** begin Extracted data **

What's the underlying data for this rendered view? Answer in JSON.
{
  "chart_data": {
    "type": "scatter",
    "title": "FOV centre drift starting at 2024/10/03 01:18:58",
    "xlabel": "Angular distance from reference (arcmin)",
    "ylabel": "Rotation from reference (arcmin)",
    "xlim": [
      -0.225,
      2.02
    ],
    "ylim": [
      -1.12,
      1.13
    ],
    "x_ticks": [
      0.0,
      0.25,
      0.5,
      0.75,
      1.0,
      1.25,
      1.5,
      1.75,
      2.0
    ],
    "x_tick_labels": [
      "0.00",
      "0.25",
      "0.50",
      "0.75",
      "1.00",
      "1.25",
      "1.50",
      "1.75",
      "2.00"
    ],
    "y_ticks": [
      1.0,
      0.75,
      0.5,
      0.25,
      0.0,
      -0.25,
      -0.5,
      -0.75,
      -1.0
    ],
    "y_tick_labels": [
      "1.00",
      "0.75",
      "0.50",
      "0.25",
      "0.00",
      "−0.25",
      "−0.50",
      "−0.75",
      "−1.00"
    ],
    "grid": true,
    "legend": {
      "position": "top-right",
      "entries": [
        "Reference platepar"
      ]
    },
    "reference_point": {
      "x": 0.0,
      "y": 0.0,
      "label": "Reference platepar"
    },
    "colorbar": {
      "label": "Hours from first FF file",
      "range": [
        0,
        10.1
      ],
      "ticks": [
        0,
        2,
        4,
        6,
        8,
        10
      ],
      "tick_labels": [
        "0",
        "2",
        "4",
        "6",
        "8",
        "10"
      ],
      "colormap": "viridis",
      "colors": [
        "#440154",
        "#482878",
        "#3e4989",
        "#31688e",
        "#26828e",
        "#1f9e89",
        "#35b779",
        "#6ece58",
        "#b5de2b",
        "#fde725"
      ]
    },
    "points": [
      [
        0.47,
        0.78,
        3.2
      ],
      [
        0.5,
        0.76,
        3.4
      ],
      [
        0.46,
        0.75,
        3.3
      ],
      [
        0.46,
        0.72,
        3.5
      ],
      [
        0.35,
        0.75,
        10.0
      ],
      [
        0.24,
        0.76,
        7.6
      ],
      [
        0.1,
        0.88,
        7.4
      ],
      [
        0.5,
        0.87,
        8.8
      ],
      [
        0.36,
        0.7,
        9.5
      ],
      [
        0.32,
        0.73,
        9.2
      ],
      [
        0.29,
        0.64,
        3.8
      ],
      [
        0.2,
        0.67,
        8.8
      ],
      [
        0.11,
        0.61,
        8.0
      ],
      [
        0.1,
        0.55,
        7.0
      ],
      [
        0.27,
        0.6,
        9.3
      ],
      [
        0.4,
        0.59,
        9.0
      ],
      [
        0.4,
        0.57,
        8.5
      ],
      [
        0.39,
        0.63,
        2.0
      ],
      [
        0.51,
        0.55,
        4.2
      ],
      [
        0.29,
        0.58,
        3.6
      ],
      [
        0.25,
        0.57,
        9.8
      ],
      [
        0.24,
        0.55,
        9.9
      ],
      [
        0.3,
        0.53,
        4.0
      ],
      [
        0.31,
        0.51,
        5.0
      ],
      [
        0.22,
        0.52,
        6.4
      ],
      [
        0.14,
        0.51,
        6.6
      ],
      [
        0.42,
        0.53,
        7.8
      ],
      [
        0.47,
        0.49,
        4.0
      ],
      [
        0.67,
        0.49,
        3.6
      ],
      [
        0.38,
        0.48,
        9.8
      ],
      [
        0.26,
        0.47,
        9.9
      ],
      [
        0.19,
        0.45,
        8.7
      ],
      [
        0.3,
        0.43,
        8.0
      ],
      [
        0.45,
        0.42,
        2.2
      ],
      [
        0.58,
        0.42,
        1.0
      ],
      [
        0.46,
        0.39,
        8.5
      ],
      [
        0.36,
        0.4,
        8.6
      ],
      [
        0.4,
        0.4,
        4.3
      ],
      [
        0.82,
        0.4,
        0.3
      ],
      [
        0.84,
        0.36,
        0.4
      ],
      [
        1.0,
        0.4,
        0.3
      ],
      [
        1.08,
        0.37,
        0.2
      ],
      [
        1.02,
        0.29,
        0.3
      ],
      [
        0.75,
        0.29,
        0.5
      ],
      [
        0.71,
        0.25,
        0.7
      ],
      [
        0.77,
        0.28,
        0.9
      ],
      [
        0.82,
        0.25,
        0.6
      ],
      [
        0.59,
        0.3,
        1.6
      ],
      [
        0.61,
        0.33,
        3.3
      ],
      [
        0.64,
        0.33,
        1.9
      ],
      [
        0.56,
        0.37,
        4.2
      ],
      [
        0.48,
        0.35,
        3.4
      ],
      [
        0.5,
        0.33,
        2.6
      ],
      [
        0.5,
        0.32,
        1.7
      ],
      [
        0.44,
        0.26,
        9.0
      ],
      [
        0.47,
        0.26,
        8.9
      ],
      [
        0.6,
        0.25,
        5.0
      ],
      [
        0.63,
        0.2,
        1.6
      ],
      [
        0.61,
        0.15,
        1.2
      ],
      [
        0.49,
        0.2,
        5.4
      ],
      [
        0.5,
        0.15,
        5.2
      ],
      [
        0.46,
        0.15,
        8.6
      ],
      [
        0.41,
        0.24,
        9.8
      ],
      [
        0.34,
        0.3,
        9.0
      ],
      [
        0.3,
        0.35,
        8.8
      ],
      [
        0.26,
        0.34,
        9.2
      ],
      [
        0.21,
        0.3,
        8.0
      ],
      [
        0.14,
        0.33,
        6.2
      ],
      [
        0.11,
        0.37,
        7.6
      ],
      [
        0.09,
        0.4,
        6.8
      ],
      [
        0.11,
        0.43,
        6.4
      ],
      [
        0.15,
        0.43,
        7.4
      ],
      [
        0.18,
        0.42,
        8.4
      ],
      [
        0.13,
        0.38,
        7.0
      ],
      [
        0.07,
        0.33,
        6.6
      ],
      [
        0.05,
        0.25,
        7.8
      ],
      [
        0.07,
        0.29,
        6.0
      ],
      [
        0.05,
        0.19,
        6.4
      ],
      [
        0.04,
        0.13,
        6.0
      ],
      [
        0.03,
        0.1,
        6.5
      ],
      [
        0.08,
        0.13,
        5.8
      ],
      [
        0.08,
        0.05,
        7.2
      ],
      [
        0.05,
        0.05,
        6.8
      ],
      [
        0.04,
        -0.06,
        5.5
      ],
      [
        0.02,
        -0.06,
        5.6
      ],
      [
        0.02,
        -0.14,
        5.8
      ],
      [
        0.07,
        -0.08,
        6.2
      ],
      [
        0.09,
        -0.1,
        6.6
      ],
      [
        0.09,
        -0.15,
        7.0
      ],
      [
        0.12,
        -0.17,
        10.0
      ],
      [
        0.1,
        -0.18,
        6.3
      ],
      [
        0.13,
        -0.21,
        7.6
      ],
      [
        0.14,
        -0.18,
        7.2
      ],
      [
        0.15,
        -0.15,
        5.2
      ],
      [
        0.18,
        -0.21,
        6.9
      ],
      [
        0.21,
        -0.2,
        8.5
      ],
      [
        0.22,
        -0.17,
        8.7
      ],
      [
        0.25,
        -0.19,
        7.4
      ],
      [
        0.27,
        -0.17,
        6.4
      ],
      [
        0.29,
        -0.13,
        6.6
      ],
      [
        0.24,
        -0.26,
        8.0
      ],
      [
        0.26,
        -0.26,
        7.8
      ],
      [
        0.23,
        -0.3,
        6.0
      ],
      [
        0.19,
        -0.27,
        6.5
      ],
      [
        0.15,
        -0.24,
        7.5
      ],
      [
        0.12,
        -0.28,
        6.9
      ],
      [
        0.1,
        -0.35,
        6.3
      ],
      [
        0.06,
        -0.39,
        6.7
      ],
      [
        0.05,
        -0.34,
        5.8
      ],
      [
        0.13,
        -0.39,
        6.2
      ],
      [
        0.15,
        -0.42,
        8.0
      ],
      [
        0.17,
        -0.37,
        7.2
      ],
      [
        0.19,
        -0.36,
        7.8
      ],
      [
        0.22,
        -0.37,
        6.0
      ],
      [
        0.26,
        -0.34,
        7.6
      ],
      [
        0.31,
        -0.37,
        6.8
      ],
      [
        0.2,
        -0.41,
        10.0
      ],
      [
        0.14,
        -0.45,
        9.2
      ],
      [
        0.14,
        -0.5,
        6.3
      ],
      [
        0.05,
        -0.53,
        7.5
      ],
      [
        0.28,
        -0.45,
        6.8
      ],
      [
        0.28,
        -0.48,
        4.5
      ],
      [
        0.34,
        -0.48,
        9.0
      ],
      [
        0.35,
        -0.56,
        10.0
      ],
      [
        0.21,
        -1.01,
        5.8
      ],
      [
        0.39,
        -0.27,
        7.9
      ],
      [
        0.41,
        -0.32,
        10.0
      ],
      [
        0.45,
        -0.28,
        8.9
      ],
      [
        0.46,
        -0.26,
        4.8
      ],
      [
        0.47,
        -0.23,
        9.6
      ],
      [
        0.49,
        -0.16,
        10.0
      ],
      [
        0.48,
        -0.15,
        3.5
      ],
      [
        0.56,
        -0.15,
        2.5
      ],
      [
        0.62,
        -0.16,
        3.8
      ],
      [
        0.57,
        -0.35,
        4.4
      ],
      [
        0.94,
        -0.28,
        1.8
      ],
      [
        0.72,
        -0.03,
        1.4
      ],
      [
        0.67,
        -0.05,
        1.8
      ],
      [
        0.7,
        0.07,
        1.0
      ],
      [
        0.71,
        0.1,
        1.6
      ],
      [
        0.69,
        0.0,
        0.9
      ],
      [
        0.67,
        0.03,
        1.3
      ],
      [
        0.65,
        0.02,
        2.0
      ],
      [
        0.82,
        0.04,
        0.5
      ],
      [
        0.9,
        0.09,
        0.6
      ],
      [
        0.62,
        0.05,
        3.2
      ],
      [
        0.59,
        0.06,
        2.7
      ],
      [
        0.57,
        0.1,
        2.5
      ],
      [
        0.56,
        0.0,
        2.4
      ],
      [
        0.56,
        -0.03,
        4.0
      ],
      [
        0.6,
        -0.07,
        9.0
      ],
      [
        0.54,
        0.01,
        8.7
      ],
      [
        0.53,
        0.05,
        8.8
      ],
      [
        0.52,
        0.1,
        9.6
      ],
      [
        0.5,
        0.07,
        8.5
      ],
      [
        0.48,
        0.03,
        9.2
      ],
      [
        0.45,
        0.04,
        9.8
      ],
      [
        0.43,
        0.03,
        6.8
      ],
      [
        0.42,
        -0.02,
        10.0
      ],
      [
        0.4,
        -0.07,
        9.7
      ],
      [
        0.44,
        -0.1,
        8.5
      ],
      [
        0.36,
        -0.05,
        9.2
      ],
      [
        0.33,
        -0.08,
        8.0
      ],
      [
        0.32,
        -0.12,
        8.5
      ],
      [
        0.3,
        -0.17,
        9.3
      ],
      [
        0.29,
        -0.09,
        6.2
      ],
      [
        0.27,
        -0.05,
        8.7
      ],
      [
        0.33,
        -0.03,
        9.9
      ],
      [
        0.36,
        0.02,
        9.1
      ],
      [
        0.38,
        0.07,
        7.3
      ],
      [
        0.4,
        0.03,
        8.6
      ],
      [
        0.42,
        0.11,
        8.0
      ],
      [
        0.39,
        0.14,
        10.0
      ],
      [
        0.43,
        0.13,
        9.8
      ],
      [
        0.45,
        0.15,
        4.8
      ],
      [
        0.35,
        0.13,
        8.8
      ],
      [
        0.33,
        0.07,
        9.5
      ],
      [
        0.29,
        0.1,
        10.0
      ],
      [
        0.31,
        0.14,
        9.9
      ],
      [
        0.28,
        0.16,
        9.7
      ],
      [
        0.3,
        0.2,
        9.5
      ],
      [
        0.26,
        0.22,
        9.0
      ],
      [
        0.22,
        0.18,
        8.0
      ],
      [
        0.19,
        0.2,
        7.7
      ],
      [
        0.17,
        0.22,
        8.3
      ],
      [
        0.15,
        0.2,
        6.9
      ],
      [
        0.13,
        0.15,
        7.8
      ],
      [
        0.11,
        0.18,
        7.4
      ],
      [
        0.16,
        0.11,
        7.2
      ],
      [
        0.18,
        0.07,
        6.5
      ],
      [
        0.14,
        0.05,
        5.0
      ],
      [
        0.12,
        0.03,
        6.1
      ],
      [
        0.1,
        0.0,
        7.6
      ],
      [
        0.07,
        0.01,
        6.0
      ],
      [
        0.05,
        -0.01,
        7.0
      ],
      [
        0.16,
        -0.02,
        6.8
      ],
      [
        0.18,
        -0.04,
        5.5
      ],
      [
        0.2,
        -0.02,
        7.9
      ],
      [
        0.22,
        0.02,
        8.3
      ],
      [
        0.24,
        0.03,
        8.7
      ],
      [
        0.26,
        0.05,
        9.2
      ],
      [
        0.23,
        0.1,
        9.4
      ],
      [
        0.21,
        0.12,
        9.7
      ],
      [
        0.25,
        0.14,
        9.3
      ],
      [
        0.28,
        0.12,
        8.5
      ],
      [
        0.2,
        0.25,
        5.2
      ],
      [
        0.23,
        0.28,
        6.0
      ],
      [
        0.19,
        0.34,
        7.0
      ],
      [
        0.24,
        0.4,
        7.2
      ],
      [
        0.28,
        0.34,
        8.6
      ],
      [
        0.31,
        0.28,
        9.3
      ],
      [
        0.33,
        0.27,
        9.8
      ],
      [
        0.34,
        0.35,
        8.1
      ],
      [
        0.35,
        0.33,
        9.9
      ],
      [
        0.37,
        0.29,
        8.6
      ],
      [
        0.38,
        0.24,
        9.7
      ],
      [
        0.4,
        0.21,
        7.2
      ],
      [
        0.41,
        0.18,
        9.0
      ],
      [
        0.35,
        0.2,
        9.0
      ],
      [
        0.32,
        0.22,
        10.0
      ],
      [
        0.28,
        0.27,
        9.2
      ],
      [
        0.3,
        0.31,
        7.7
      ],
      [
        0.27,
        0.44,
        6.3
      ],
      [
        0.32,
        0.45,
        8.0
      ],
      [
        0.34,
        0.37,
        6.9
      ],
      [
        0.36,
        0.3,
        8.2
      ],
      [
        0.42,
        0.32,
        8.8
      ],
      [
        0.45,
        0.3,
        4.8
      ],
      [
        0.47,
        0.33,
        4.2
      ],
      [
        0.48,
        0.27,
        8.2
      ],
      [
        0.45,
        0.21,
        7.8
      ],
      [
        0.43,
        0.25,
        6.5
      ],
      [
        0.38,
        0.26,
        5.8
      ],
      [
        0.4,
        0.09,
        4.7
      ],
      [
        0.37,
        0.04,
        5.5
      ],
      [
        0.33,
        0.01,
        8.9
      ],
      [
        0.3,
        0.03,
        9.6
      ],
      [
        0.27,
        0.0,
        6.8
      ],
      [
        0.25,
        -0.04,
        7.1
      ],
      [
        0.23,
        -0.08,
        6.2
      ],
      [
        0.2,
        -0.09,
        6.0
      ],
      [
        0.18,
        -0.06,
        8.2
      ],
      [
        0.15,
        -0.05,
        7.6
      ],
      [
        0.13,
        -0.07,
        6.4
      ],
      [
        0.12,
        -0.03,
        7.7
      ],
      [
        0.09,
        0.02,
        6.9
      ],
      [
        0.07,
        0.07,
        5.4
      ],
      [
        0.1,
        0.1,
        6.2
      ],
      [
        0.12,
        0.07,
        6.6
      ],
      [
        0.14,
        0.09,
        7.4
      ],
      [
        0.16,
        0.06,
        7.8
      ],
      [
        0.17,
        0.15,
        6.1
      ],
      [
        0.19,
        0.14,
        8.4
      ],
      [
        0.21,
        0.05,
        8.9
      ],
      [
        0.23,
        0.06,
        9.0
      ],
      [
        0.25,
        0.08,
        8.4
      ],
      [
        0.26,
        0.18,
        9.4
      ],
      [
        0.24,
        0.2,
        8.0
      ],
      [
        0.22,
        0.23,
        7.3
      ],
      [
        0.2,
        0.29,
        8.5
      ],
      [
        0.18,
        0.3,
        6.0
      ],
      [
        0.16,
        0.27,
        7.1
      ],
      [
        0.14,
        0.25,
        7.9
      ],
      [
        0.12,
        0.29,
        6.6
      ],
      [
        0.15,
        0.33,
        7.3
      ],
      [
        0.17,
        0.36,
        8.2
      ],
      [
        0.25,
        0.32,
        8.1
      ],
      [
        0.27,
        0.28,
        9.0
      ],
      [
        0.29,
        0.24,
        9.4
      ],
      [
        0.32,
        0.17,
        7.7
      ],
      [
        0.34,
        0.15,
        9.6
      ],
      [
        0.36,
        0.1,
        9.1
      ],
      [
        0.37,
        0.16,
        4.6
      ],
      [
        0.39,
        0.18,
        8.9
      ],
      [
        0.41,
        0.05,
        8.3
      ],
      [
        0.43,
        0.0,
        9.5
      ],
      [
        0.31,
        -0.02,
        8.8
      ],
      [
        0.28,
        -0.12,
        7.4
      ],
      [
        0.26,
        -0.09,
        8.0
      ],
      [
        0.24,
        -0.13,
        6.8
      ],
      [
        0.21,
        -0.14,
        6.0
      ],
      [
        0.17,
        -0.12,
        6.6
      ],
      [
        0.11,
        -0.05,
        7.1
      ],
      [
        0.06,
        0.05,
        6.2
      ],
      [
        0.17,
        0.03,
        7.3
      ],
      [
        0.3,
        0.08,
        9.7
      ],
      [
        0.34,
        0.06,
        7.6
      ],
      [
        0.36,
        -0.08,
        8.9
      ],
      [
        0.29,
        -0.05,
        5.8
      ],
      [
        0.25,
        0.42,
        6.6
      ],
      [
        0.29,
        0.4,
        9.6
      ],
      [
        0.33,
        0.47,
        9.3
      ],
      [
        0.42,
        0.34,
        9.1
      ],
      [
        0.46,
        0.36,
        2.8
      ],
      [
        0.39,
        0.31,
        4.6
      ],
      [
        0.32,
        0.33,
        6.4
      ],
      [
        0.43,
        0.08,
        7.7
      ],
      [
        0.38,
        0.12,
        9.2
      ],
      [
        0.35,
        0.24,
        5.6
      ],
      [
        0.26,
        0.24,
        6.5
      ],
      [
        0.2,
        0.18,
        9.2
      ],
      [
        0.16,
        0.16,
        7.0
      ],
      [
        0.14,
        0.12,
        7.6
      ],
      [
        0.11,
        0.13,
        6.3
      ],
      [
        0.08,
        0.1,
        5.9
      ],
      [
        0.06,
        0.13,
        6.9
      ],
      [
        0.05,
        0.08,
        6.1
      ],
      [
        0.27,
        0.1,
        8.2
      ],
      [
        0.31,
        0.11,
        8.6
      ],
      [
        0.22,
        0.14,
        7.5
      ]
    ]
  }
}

** end Extracted data **

Directions ::
In the listing, find all lines with the string "platepar" and copy them.

Output ::
        "Reference platepar"
      "label": "Reference platepar"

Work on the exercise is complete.